● **Set exercise**: Print, exactly and completely, every entry in the data.

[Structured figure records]
<<<<
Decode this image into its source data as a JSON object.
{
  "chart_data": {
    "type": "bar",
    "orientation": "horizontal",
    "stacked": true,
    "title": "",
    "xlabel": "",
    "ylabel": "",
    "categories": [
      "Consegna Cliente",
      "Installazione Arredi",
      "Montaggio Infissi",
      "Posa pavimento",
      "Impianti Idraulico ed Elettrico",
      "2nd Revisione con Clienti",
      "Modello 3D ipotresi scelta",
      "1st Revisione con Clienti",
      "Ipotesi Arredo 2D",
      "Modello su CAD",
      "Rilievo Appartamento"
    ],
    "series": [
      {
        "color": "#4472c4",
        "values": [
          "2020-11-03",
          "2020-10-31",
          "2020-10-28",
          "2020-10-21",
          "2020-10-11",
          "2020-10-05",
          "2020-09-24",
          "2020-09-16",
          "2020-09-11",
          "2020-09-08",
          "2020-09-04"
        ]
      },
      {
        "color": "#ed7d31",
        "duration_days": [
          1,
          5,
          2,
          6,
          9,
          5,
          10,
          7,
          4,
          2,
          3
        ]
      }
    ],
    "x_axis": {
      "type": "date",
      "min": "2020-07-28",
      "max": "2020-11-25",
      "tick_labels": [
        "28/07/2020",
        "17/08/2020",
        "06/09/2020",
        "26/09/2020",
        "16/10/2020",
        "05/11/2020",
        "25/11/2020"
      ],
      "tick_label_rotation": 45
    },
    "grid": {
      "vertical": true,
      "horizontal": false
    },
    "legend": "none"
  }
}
>>>>
● **Task answer**:
Decode this image into its source data as a JSON object.
{
  "chart_data": {
    "type": "bar",
    "orientation": "horizontal",
    "stacked": true,
    "title": "",
    "xlabel": "",
    "ylabel": "",
    "categories": [
      "Consegna Cliente",
      "Installazione Arredi",
      "Montaggio Infissi",
      "Posa pavimento",
      "Impianti Idraulico ed Elettrico",
      "2nd Revisione con Clienti",
      "Modello 3D ipotresi scelta",
      "1st Revisione con Clienti",
      "Ipotesi Arredo 2D",
      "Modello su CAD",
      "Rilievo Appartamento"
    ],
    "series": [
      {
        "color": "#4472c4",
        "values": [
          "2020-11-03",
          "2020-10-31",
          "2020-10-28",
          "2020-10-21",
          "2020-10-11",
          "2020-10-05",
          "2020-09-24",
          "2020-09-16",
          "2020-09-11",
          "2020-09-08",
          "2020-09-04"
        ]
      },
      {
        "color": "#ed7d31",
        "duration_days": [
          1,
          5,
          2,
          6,
          9,
          5,
          10,
          7,
          4,
          2,
          3
        ]
      }
    ],
    "x_axis": {
      "type": "date",
      "min": "2020-07-28",
      "max": "2020-11-25",
      "tick_labels": [
        "28/07/2020",
        "17/08/2020",
        "06/09/2020",
        "26/09/2020",
        "16/10/2020",
        "05/11/2020",
        "25/11/2020"
      ],
      "tick_label_rotation": 45
    },
    "grid": {
      "vertical": true,
      "horizontal": false
    },
    "legend": "none"
  }
}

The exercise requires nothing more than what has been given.